Provide an exact copy of the data, excluding the images.

[start of Extracted information]

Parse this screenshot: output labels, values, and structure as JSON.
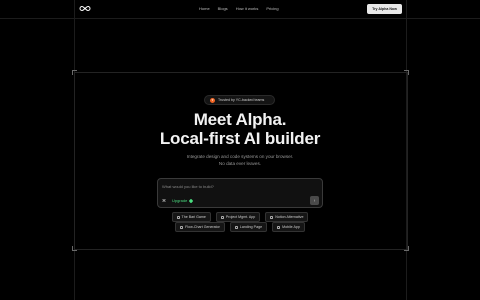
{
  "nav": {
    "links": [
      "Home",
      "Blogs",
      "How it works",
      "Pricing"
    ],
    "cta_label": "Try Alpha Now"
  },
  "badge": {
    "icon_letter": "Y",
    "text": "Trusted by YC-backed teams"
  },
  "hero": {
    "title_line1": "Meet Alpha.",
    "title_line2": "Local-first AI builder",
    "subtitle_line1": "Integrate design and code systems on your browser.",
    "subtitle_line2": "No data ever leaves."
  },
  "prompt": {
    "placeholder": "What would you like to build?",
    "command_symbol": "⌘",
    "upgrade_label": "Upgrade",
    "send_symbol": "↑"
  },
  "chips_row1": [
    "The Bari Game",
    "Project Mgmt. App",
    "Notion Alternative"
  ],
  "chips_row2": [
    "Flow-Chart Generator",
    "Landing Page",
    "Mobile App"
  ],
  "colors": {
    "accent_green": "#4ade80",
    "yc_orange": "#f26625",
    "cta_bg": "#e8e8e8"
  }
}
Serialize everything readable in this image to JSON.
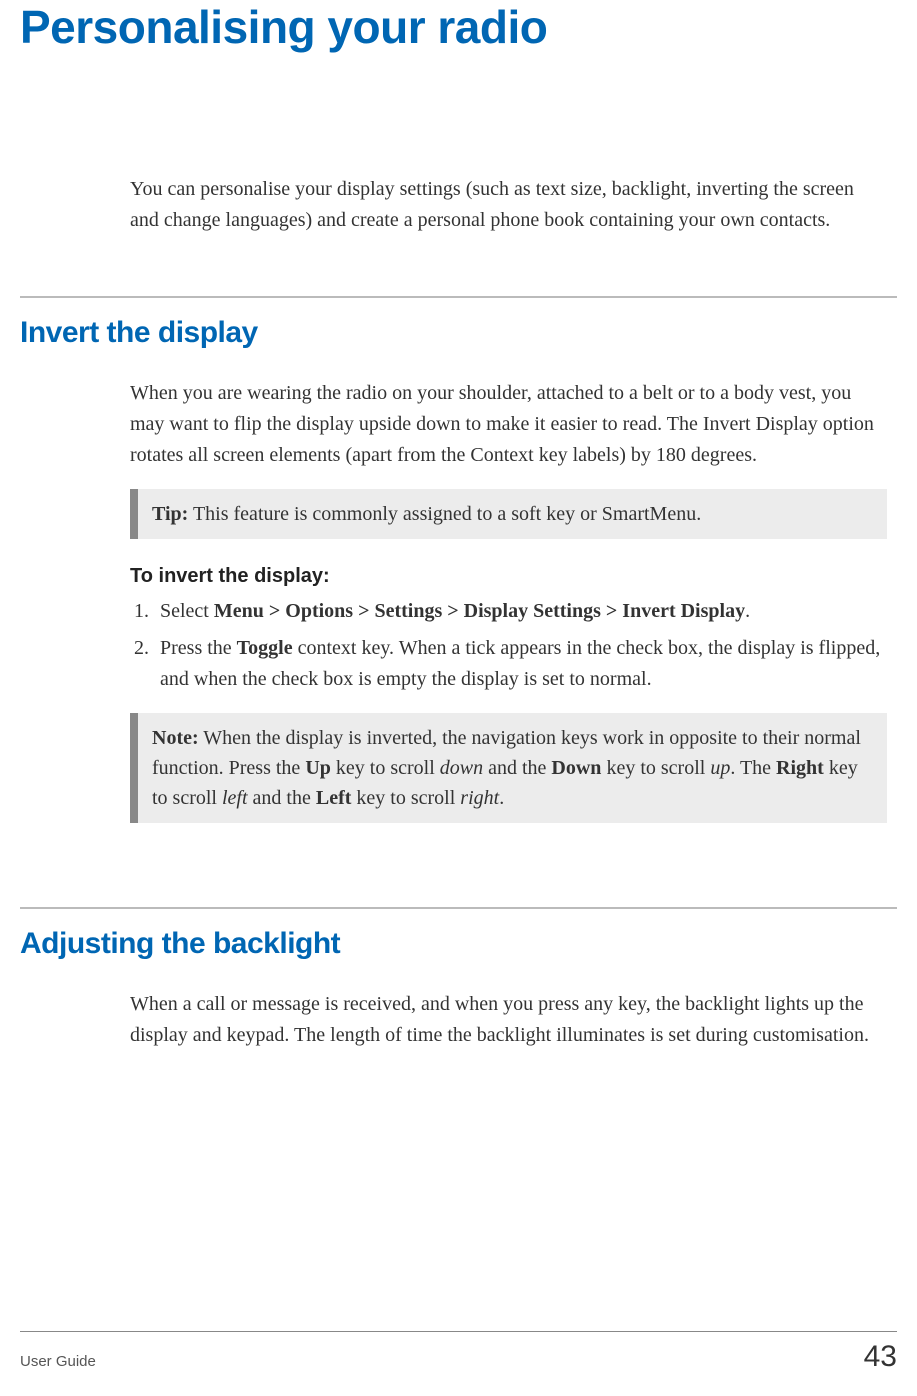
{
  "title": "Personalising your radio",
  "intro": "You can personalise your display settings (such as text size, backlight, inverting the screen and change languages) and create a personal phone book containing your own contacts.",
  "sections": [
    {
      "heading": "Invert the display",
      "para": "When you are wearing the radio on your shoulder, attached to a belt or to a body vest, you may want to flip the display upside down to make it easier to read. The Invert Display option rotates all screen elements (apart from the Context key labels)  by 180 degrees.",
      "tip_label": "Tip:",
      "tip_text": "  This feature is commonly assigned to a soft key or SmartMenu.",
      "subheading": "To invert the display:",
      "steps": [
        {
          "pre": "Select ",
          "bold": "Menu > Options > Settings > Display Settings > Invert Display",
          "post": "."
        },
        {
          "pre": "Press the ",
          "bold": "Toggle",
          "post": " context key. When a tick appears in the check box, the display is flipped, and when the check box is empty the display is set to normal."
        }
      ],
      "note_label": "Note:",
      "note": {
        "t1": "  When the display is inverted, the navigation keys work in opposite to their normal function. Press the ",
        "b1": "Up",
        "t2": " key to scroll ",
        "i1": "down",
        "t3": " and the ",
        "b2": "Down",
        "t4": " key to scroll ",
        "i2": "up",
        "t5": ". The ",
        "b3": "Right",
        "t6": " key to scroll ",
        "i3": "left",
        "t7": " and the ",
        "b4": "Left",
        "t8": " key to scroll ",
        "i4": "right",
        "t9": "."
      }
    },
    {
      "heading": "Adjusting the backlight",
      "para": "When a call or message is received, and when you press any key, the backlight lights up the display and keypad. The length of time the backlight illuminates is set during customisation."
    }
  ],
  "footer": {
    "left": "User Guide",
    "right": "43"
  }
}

[end of Extracted information]

* **In response**
Parse this screenshot: output labels, values, and structure as JSON.
{
  "nav": {
    "links": [
      "Home",
      "Blogs",
      "How it works",
      "Pricing"
    ],
    "cta_label": "Try Alpha Now"
  },
  "badge": {
    "icon_letter": "Y",
    "text": "Trusted by YC-backed teams"
  },
  "hero": {
    "title_line1": "Meet Alpha.",
    "title_line2": "Local-first AI builder",
    "subtitle_line1": "Integrate design and code systems on your browser.",
    "subtitle_line2": "No data ever leaves."
  },
  "prompt": {
    "placeholder": "What would you like to build?",
    "command_symbol": "⌘",
    "upgrade_label": "Upgrade",
    "send_symbol": "↑"
  },
  "chips_row1": [
    "The Bari Game",
    "Project Mgmt. App",
    "Notion Alternative"
  ],
  "chips_row2": [
    "Flow-Chart Generator",
    "Landing Page",
    "Mobile App"
  ],
  "colors": {
    "accent_green": "#4ade80",
    "yc_orange": "#f26625",
    "cta_bg": "#e8e8e8"
  }
}
Serialize everything readable in this image to JSON.
{
  "title": "Personalising your radio",
  "intro": "You can personalise your display settings (such as text size, backlight, inverting the screen and change languages) and create a personal phone book containing your own contacts.",
  "sections": [
    {
      "heading": "Invert the display",
      "para": "When you are wearing the radio on your shoulder, attached to a belt or to a body vest, you may want to flip the display upside down to make it easier to read. The Invert Display option rotates all screen elements (apart from the Context key labels)  by 180 degrees.",
      "tip_label": "Tip:",
      "tip_text": "  This feature is commonly assigned to a soft key or SmartMenu.",
      "subheading": "To invert the display:",
      "steps": [
        {
          "pre": "Select ",
          "bold": "Menu > Options > Settings > Display Settings > Invert Display",
          "post": "."
        },
        {
          "pre": "Press the ",
          "bold": "Toggle",
          "post": " context key. When a tick appears in the check box, the display is flipped, and when the check box is empty the display is set to normal."
        }
      ],
      "note_label": "Note:",
      "note": {
        "t1": "  When the display is inverted, the navigation keys work in opposite to their normal function. Press the ",
        "b1": "Up",
        "t2": " key to scroll ",
        "i1": "down",
        "t3": " and the ",
        "b2": "Down",
        "t4": " key to scroll ",
        "i2": "up",
        "t5": ". The ",
        "b3": "Right",
        "t6": " key to scroll ",
        "i3": "left",
        "t7": " and the ",
        "b4": "Left",
        "t8": " key to scroll ",
        "i4": "right",
        "t9": "."
      }
    },
    {
      "heading": "Adjusting the backlight",
      "para": "When a call or message is received, and when you press any key, the backlight lights up the display and keypad. The length of time the backlight illuminates is set during customisation."
    }
  ],
  "footer": {
    "left": "User Guide",
    "right": "43"
  }
}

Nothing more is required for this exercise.